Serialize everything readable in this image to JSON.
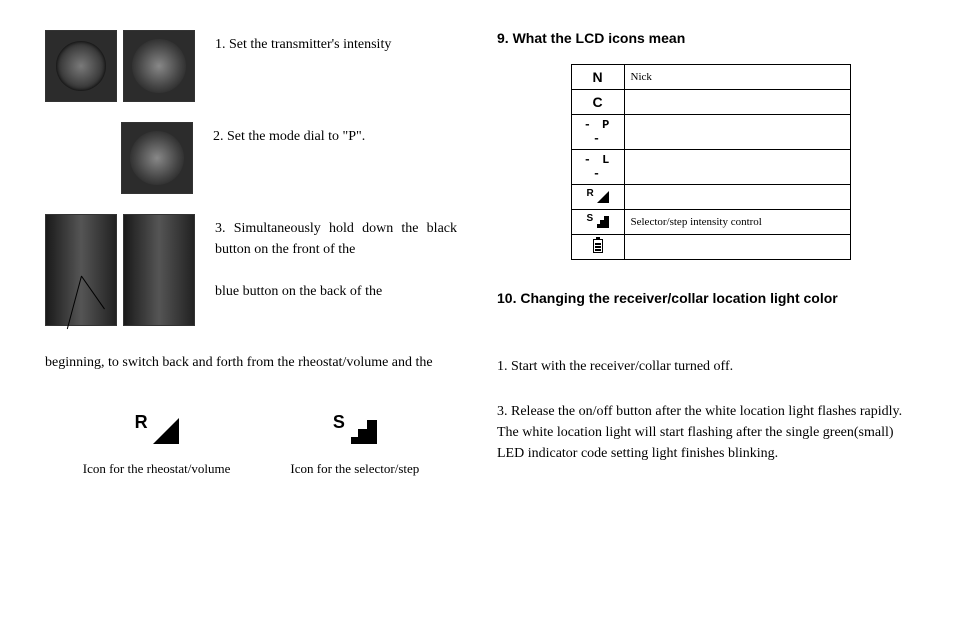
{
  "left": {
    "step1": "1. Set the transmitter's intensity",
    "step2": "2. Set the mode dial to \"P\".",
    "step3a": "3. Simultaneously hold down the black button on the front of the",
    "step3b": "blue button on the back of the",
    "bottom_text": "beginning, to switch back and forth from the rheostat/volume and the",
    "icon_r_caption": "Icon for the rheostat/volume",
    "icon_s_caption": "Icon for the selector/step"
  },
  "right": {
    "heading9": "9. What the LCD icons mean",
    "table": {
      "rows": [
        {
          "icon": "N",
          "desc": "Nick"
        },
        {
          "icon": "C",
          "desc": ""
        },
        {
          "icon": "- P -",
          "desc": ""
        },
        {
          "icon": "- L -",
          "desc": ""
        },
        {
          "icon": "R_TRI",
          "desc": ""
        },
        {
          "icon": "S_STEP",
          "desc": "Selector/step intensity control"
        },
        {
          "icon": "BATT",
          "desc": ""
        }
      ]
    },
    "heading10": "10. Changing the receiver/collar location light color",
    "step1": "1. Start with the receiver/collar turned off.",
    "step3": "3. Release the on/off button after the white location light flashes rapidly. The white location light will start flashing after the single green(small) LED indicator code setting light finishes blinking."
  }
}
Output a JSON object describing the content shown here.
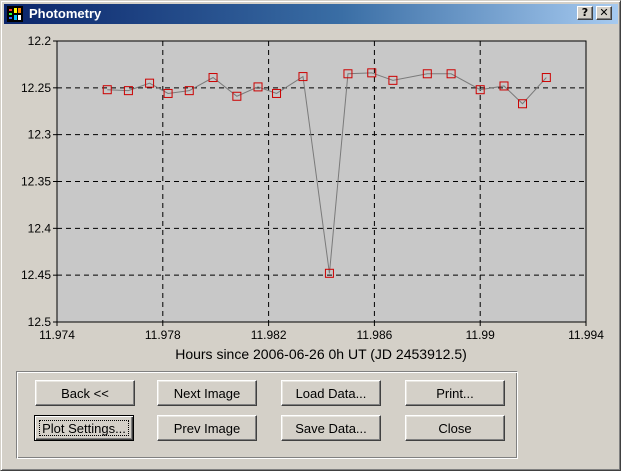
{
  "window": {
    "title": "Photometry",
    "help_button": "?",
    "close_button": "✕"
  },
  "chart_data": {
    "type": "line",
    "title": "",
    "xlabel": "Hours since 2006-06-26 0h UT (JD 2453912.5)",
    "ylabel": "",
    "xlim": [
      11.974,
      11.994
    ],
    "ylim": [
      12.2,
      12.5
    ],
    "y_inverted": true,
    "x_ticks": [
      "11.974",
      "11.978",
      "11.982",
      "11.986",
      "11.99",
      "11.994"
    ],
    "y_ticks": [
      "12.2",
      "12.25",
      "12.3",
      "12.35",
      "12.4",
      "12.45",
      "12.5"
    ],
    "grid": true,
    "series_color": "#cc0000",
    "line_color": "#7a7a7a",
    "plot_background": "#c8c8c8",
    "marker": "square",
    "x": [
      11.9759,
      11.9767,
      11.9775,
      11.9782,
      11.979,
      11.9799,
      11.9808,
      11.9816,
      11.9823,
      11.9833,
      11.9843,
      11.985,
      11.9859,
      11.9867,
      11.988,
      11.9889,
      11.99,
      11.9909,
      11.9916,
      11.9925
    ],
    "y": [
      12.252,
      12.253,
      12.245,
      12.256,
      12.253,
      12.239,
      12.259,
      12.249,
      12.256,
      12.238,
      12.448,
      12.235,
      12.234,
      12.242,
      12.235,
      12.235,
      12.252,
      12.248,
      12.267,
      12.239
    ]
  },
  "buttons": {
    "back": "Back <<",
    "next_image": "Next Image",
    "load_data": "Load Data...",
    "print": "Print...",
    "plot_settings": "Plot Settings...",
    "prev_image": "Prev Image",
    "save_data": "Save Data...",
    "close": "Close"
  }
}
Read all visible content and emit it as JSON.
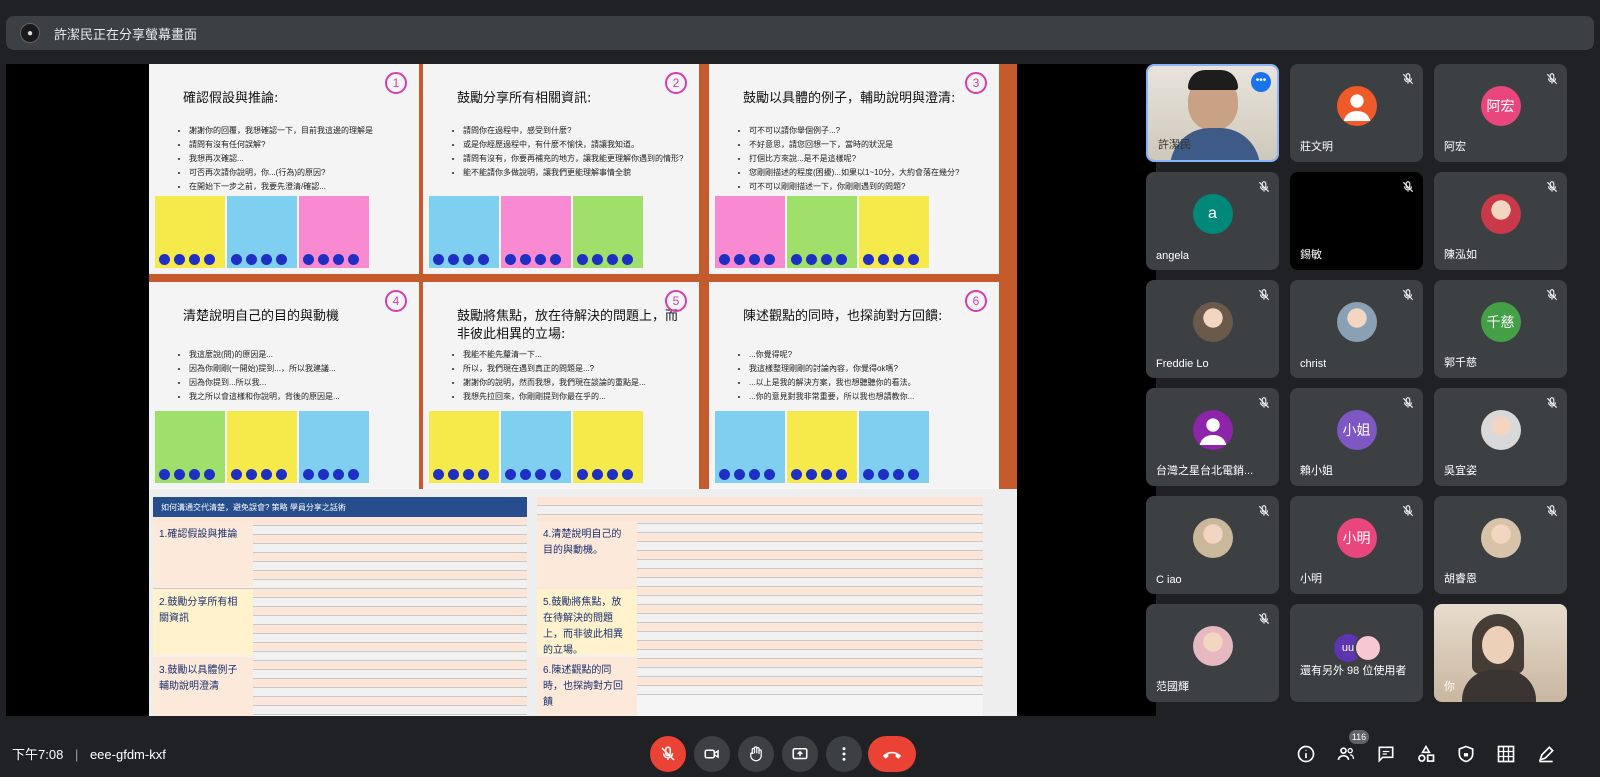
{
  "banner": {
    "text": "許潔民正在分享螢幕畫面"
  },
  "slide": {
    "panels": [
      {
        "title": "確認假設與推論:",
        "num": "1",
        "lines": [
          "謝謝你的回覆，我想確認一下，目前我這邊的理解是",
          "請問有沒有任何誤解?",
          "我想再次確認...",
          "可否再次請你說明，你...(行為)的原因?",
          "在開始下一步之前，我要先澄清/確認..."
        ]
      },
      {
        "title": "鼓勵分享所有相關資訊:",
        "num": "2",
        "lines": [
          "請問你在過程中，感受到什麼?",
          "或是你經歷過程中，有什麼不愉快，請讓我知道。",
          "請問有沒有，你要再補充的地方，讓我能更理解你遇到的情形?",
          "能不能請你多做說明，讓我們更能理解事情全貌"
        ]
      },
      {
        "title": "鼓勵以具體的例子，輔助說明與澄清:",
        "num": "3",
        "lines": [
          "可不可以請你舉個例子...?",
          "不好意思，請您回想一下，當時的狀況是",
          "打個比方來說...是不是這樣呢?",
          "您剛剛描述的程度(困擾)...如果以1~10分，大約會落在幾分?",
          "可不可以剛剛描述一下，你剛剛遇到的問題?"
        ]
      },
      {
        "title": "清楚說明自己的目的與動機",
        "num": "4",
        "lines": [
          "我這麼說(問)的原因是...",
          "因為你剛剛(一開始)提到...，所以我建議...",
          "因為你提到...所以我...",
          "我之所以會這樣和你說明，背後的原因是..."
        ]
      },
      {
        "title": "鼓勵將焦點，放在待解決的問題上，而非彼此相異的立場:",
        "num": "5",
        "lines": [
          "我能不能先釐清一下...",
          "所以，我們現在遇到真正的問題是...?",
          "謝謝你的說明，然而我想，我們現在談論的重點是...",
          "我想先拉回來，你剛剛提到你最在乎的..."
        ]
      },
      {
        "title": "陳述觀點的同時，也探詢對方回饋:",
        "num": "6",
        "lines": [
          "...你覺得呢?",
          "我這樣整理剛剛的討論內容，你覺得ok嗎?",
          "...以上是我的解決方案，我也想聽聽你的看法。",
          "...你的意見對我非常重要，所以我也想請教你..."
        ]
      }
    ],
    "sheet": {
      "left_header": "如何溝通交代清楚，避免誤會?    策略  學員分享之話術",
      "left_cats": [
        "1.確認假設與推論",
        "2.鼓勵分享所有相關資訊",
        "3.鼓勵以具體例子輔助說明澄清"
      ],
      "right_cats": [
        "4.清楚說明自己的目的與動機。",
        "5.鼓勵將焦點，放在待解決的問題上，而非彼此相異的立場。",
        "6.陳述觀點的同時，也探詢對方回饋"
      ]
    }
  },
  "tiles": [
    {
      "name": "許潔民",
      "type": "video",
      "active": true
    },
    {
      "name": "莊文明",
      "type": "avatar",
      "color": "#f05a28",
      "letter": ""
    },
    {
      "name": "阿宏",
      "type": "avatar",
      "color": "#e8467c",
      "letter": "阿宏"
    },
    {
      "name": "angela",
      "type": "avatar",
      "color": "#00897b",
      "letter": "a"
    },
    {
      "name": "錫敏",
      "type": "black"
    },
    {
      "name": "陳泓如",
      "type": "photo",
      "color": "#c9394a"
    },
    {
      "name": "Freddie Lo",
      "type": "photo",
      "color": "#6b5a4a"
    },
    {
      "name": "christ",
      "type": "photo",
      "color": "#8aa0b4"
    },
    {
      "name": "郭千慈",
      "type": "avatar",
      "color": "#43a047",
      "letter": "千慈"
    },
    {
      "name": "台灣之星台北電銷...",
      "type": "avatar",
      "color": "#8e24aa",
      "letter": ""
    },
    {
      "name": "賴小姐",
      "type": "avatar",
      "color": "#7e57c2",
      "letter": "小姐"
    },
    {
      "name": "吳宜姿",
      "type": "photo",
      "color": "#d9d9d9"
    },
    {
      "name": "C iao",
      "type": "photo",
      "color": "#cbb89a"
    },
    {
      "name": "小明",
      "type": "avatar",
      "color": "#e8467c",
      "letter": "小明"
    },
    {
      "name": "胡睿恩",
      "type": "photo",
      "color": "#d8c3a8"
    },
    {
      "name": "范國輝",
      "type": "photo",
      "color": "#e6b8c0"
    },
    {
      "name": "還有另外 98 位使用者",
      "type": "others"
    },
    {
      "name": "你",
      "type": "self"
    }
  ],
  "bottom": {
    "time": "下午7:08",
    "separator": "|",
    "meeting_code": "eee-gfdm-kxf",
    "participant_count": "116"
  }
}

• Given instruction: Write out all the records again, exactly, minus any pictures.

• Output of the exercise:
Serialize everything readable in this image to JSON.
{
  "left": {
    "step1": "1. Set the transmitter's intensity",
    "step2": "2. Set the mode dial to \"P\".",
    "step3a": "3. Simultaneously hold down the black button on the front of the",
    "step3b": "blue button on the back of the",
    "bottom_text": "beginning, to switch back and forth from the rheostat/volume and the",
    "icon_r_caption": "Icon for the rheostat/volume",
    "icon_s_caption": "Icon for the selector/step"
  },
  "right": {
    "heading9": "9. What the LCD icons mean",
    "table": {
      "rows": [
        {
          "icon": "N",
          "desc": "Nick"
        },
        {
          "icon": "C",
          "desc": ""
        },
        {
          "icon": "- P -",
          "desc": ""
        },
        {
          "icon": "- L -",
          "desc": ""
        },
        {
          "icon": "R_TRI",
          "desc": ""
        },
        {
          "icon": "S_STEP",
          "desc": "Selector/step intensity control"
        },
        {
          "icon": "BATT",
          "desc": ""
        }
      ]
    },
    "heading10": "10. Changing the receiver/collar location light color",
    "step1": "1. Start with the receiver/collar turned off.",
    "step3": "3. Release the on/off button after the white location light flashes rapidly. The white location light will start flashing after the single green(small) LED indicator code setting light finishes blinking."
  }
}
Output a JSON object describing the content shown here.
{
  "window": {
    "title": "Photometry",
    "help_button": "?",
    "close_button": "✕"
  },
  "chart_data": {
    "type": "line",
    "title": "",
    "xlabel": "Hours since 2006-06-26 0h UT (JD 2453912.5)",
    "ylabel": "",
    "xlim": [
      11.974,
      11.994
    ],
    "ylim": [
      12.2,
      12.5
    ],
    "y_inverted": true,
    "x_ticks": [
      "11.974",
      "11.978",
      "11.982",
      "11.986",
      "11.99",
      "11.994"
    ],
    "y_ticks": [
      "12.2",
      "12.25",
      "12.3",
      "12.35",
      "12.4",
      "12.45",
      "12.5"
    ],
    "grid": true,
    "series_color": "#cc0000",
    "line_color": "#7a7a7a",
    "plot_background": "#c8c8c8",
    "marker": "square",
    "x": [
      11.9759,
      11.9767,
      11.9775,
      11.9782,
      11.979,
      11.9799,
      11.9808,
      11.9816,
      11.9823,
      11.9833,
      11.9843,
      11.985,
      11.9859,
      11.9867,
      11.988,
      11.9889,
      11.99,
      11.9909,
      11.9916,
      11.9925
    ],
    "y": [
      12.252,
      12.253,
      12.245,
      12.256,
      12.253,
      12.239,
      12.259,
      12.249,
      12.256,
      12.238,
      12.448,
      12.235,
      12.234,
      12.242,
      12.235,
      12.235,
      12.252,
      12.248,
      12.267,
      12.239
    ]
  },
  "buttons": {
    "back": "Back <<",
    "next_image": "Next Image",
    "load_data": "Load Data...",
    "print": "Print...",
    "plot_settings": "Plot Settings...",
    "prev_image": "Prev Image",
    "save_data": "Save Data...",
    "close": "Close"
  }
}
Read all visible content and emit it as JSON.
{
  "banner": {
    "text": "許潔民正在分享螢幕畫面"
  },
  "slide": {
    "panels": [
      {
        "title": "確認假設與推論:",
        "num": "1",
        "lines": [
          "謝謝你的回覆，我想確認一下，目前我這邊的理解是",
          "請問有沒有任何誤解?",
          "我想再次確認...",
          "可否再次請你說明，你...(行為)的原因?",
          "在開始下一步之前，我要先澄清/確認..."
        ]
      },
      {
        "title": "鼓勵分享所有相關資訊:",
        "num": "2",
        "lines": [
          "請問你在過程中，感受到什麼?",
          "或是你經歷過程中，有什麼不愉快，請讓我知道。",
          "請問有沒有，你要再補充的地方，讓我能更理解你遇到的情形?",
          "能不能請你多做說明，讓我們更能理解事情全貌"
        ]
      },
      {
        "title": "鼓勵以具體的例子，輔助說明與澄清:",
        "num": "3",
        "lines": [
          "可不可以請你舉個例子...?",
          "不好意思，請您回想一下，當時的狀況是",
          "打個比方來說...是不是這樣呢?",
          "您剛剛描述的程度(困擾)...如果以1~10分，大約會落在幾分?",
          "可不可以剛剛描述一下，你剛剛遇到的問題?"
        ]
      },
      {
        "title": "清楚說明自己的目的與動機",
        "num": "4",
        "lines": [
          "我這麼說(問)的原因是...",
          "因為你剛剛(一開始)提到...，所以我建議...",
          "因為你提到...所以我...",
          "我之所以會這樣和你說明，背後的原因是..."
        ]
      },
      {
        "title": "鼓勵將焦點，放在待解決的問題上，而非彼此相異的立場:",
        "num": "5",
        "lines": [
          "我能不能先釐清一下...",
          "所以，我們現在遇到真正的問題是...?",
          "謝謝你的說明，然而我想，我們現在談論的重點是...",
          "我想先拉回來，你剛剛提到你最在乎的..."
        ]
      },
      {
        "title": "陳述觀點的同時，也探詢對方回饋:",
        "num": "6",
        "lines": [
          "...你覺得呢?",
          "我這樣整理剛剛的討論內容，你覺得ok嗎?",
          "...以上是我的解決方案，我也想聽聽你的看法。",
          "...你的意見對我非常重要，所以我也想請教你..."
        ]
      }
    ],
    "sheet": {
      "left_header": "如何溝通交代清楚，避免誤會?    策略  學員分享之話術",
      "left_cats": [
        "1.確認假設與推論",
        "2.鼓勵分享所有相關資訊",
        "3.鼓勵以具體例子輔助說明澄清"
      ],
      "right_cats": [
        "4.清楚說明自己的目的與動機。",
        "5.鼓勵將焦點，放在待解決的問題上，而非彼此相異的立場。",
        "6.陳述觀點的同時，也探詢對方回饋"
      ]
    }
  },
  "tiles": [
    {
      "name": "許潔民",
      "type": "video",
      "active": true
    },
    {
      "name": "莊文明",
      "type": "avatar",
      "color": "#f05a28",
      "letter": ""
    },
    {
      "name": "阿宏",
      "type": "avatar",
      "color": "#e8467c",
      "letter": "阿宏"
    },
    {
      "name": "angela",
      "type": "avatar",
      "color": "#00897b",
      "letter": "a"
    },
    {
      "name": "錫敏",
      "type": "black"
    },
    {
      "name": "陳泓如",
      "type": "photo",
      "color": "#c9394a"
    },
    {
      "name": "Freddie Lo",
      "type": "photo",
      "color": "#6b5a4a"
    },
    {
      "name": "christ",
      "type": "photo",
      "color": "#8aa0b4"
    },
    {
      "name": "郭千慈",
      "type": "avatar",
      "color": "#43a047",
      "letter": "千慈"
    },
    {
      "name": "台灣之星台北電銷...",
      "type": "avatar",
      "color": "#8e24aa",
      "letter": ""
    },
    {
      "name": "賴小姐",
      "type": "avatar",
      "color": "#7e57c2",
      "letter": "小姐"
    },
    {
      "name": "吳宜姿",
      "type": "photo",
      "color": "#d9d9d9"
    },
    {
      "name": "C iao",
      "type": "photo",
      "color": "#cbb89a"
    },
    {
      "name": "小明",
      "type": "avatar",
      "color": "#e8467c",
      "letter": "小明"
    },
    {
      "name": "胡睿恩",
      "type": "photo",
      "color": "#d8c3a8"
    },
    {
      "name": "范國輝",
      "type": "photo",
      "color": "#e6b8c0"
    },
    {
      "name": "還有另外 98 位使用者",
      "type": "others"
    },
    {
      "name": "你",
      "type": "self"
    }
  ],
  "bottom": {
    "time": "下午7:08",
    "separator": "|",
    "meeting_code": "eee-gfdm-kxf",
    "participant_count": "116"
  }
}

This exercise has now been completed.